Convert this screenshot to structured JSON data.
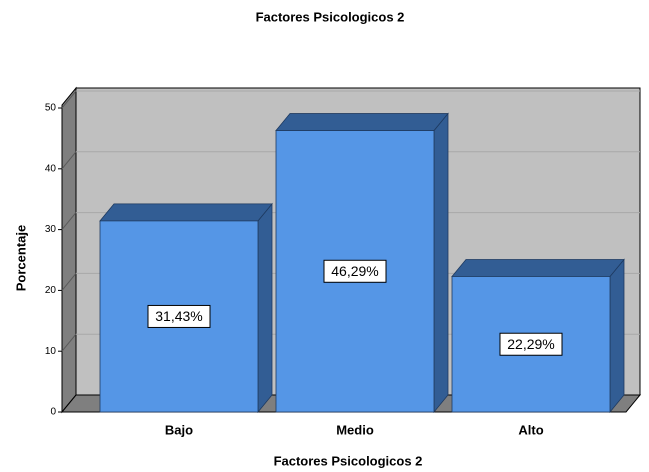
{
  "chart_data": {
    "type": "bar",
    "title": "Factores Psicologicos 2",
    "x_label": "Factores Psicologicos 2",
    "y_label": "Porcentaje",
    "categories": [
      "Bajo",
      "Medio",
      "Alto"
    ],
    "values": [
      31.43,
      46.29,
      22.29
    ],
    "value_labels": [
      "31,43%",
      "46,29%",
      "22,29%"
    ],
    "color": "#5596e6",
    "ylim": [
      0,
      50
    ],
    "yticks": [
      0,
      10,
      20,
      30,
      40,
      50
    ],
    "grid": true
  }
}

# Exercise instructions
Without the images, write out each line of the data verbatim.

# Final answer
Convert this screenshot to structured JSON data.
{
  "chart_data": {
    "type": "bar",
    "title": "Factores Psicologicos 2",
    "x_label": "Factores Psicologicos 2",
    "y_label": "Porcentaje",
    "categories": [
      "Bajo",
      "Medio",
      "Alto"
    ],
    "values": [
      31.43,
      46.29,
      22.29
    ],
    "value_labels": [
      "31,43%",
      "46,29%",
      "22,29%"
    ],
    "color": "#5596e6",
    "ylim": [
      0,
      50
    ],
    "yticks": [
      0,
      10,
      20,
      30,
      40,
      50
    ],
    "grid": true
  }
}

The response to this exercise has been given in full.